Input for this task:
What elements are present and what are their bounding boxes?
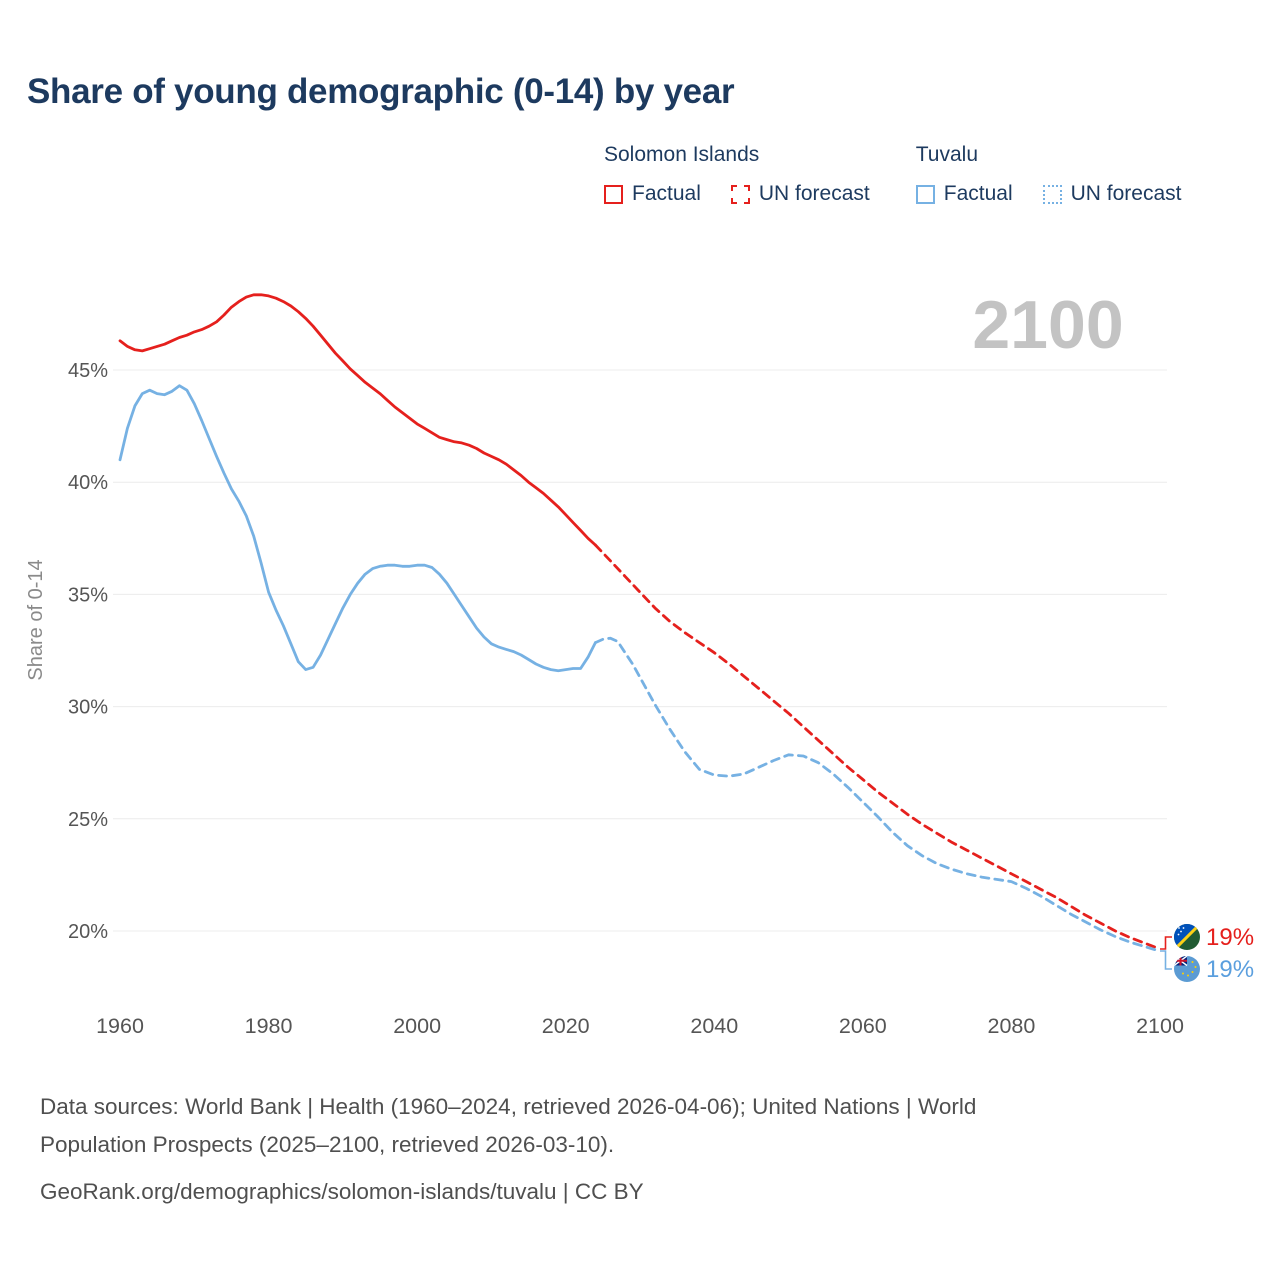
legend-title-tuvalu: Tuvalu [915, 143, 979, 166]
legend: Solomon Islands Factual UN forecast Tuva… [604, 143, 1182, 206]
x-tick-label-2100: 2100 [1136, 1014, 1184, 1038]
y-tick-label-45: 45% [68, 360, 108, 382]
legend-title-solomon-islands: Solomon Islands [604, 143, 760, 166]
page-title: Share of young demographic (0-14) by yea… [27, 72, 735, 111]
footer: Data sources: World Bank | Health (1960–… [40, 1088, 976, 1211]
solomon-islands-flag-icon [1174, 924, 1200, 950]
tuvalu-end-value: 19% [1206, 956, 1254, 983]
solomon-end-connector [1160, 936, 1172, 950]
series-line-solomon-islands-un-forecast [594, 543, 1162, 951]
legend-group-tuvalu: Tuvalu Factual UN forecast [915, 143, 1182, 206]
legend-item-tuvalu-factual[interactable]: Factual [915, 182, 1013, 206]
legend-item-label: Factual [943, 182, 1013, 205]
credit-url: GeoRank.org/demographics/solomon-islands… [40, 1179, 644, 1204]
solid-line-swatch-icon [915, 184, 935, 204]
tuvalu-flag-icon [1174, 956, 1200, 982]
legend-item-solomon-forecast[interactable]: UN forecast [730, 182, 870, 206]
x-tick-label-2040: 2040 [690, 1014, 738, 1038]
x-tick-label-2020: 2020 [542, 1014, 590, 1038]
line-chart: 20% 25% 30% 35% 40% 45% 1960 1980 2000 2020 2040 20… [25, 287, 1254, 1038]
x-tick-label-1980: 1980 [245, 1014, 293, 1038]
x-tick-label-2080: 2080 [988, 1014, 1036, 1038]
solomon-end-value: 19% [1206, 924, 1254, 951]
legend-item-tuvalu-forecast[interactable]: UN forecast [1042, 182, 1182, 206]
dashed-line-swatch-icon [730, 184, 750, 204]
tuvalu-end-connector [1160, 950, 1172, 970]
legend-item-label: Factual [632, 182, 701, 205]
legend-group-solomon-islands: Solomon Islands Factual UN forecast [604, 143, 870, 206]
legend-item-label: UN forecast [1070, 182, 1182, 205]
grid-and-axes: 20% 25% 30% 35% 40% 45% 1960 1980 2000 2020 2040 20… [25, 360, 1184, 1038]
legend-item-solomon-factual[interactable]: Factual [604, 182, 701, 206]
y-tick-label-35: 35% [68, 584, 108, 606]
x-tick-label-2060: 2060 [839, 1014, 887, 1038]
dotted-line-swatch-icon [1042, 184, 1062, 204]
data-sources-line-1: Data sources: World Bank | Health (1960–… [40, 1094, 977, 1119]
x-tick-label-2000: 2000 [393, 1014, 441, 1038]
data-sources-line-2: Population Prospects (2025–2100, retriev… [40, 1132, 615, 1157]
y-axis-title: Share of 0-14 [25, 559, 47, 680]
end-labels: 19% 19% [1160, 924, 1254, 983]
series-line-tuvalu-factual [118, 384, 597, 673]
legend-item-label: UN forecast [758, 182, 870, 205]
solid-line-swatch-icon [604, 184, 623, 204]
series-lines [118, 293, 1162, 953]
x-tick-label-1960: 1960 [96, 1014, 144, 1038]
series-line-tuvalu-un-forecast [594, 636, 1162, 953]
y-tick-label-30: 30% [68, 697, 108, 719]
year-watermark: 2100 [972, 287, 1123, 363]
y-tick-label-40: 40% [68, 472, 108, 494]
y-tick-label-20: 20% [68, 921, 108, 943]
series-line-solomon-islands-factual [118, 293, 597, 547]
y-tick-label-25: 25% [68, 809, 108, 831]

Objective: Reproduce all of the lines above, swapping every "UN forecast" for "Projection" and changing nothing else. Omit the pictures from your answer.

Exercise solution:
What elements are present and what are their bounding boxes?
legend-title-tuvalu: Tuvalu [915, 143, 979, 166]
legend: Solomon Islands Factual Projection Tuva… [604, 143, 1182, 206]
x-tick-label-2100: 2100 [1136, 1014, 1184, 1038]
y-tick-label-45: 45% [68, 360, 108, 382]
legend-title-solomon-islands: Solomon Islands [604, 143, 760, 166]
page-title: Share of young demographic (0-14) by yea… [27, 72, 735, 111]
footer: Data sources: World Bank | Health (1960–… [40, 1088, 976, 1211]
solomon-islands-flag-icon [1174, 924, 1200, 950]
tuvalu-end-value: 19% [1206, 956, 1254, 983]
solomon-end-connector [1160, 936, 1172, 950]
series-line-solomon-islands-un-forecast [594, 543, 1162, 951]
legend-group-tuvalu: Tuvalu Factual Projection [915, 143, 1182, 206]
legend-item-tuvalu-factual[interactable]: Factual [915, 182, 1013, 206]
legend-item-label: Factual [943, 182, 1013, 205]
credit-url: GeoRank.org/demographics/solomon-islands… [40, 1179, 644, 1204]
solid-line-swatch-icon [915, 184, 935, 204]
tuvalu-flag-icon [1174, 956, 1200, 982]
legend-item-solomon-forecast[interactable]: Projection [730, 182, 870, 206]
x-tick-label-2040: 2040 [690, 1014, 738, 1038]
x-tick-label-2020: 2020 [542, 1014, 590, 1038]
line-chart: 20% 25% 30% 35% 40% 45% 1960 1980 2000 2020 2040 20… [25, 287, 1254, 1038]
x-tick-label-1980: 1980 [245, 1014, 293, 1038]
x-tick-label-2080: 2080 [988, 1014, 1036, 1038]
solomon-end-value: 19% [1206, 924, 1254, 951]
legend-item-tuvalu-forecast[interactable]: Projection [1042, 182, 1182, 206]
dashed-line-swatch-icon [730, 184, 750, 204]
tuvalu-end-connector [1160, 950, 1172, 970]
legend-item-label: Factual [632, 182, 701, 205]
legend-group-solomon-islands: Solomon Islands Factual Projection [604, 143, 870, 206]
legend-item-label: Projection [1070, 182, 1182, 205]
grid-and-axes: 20% 25% 30% 35% 40% 45% 1960 1980 2000 2020 2040 20… [25, 360, 1184, 1038]
legend-item-solomon-factual[interactable]: Factual [604, 182, 701, 206]
y-tick-label-35: 35% [68, 584, 108, 606]
x-tick-label-2060: 2060 [839, 1014, 887, 1038]
dotted-line-swatch-icon [1042, 184, 1062, 204]
data-sources-line-1: Data sources: World Bank | Health (1960–… [40, 1094, 977, 1119]
x-tick-label-2000: 2000 [393, 1014, 441, 1038]
data-sources-line-2: Population Prospects (2025–2100, retriev… [40, 1132, 615, 1157]
y-axis-title: Share of 0-14 [25, 559, 47, 680]
end-labels: 19% 19% [1160, 924, 1254, 983]
series-line-tuvalu-factual [118, 384, 597, 673]
legend-item-label: Projection [758, 182, 870, 205]
solid-line-swatch-icon [604, 184, 623, 204]
series-lines [118, 293, 1162, 953]
x-tick-label-1960: 1960 [96, 1014, 144, 1038]
series-line-tuvalu-un-forecast [594, 636, 1162, 953]
y-tick-label-30: 30% [68, 697, 108, 719]
year-watermark: 2100 [972, 287, 1123, 363]
y-tick-label-40: 40% [68, 472, 108, 494]
y-tick-label-20: 20% [68, 921, 108, 943]
series-line-solomon-islands-factual [118, 293, 597, 547]
y-tick-label-25: 25% [68, 809, 108, 831]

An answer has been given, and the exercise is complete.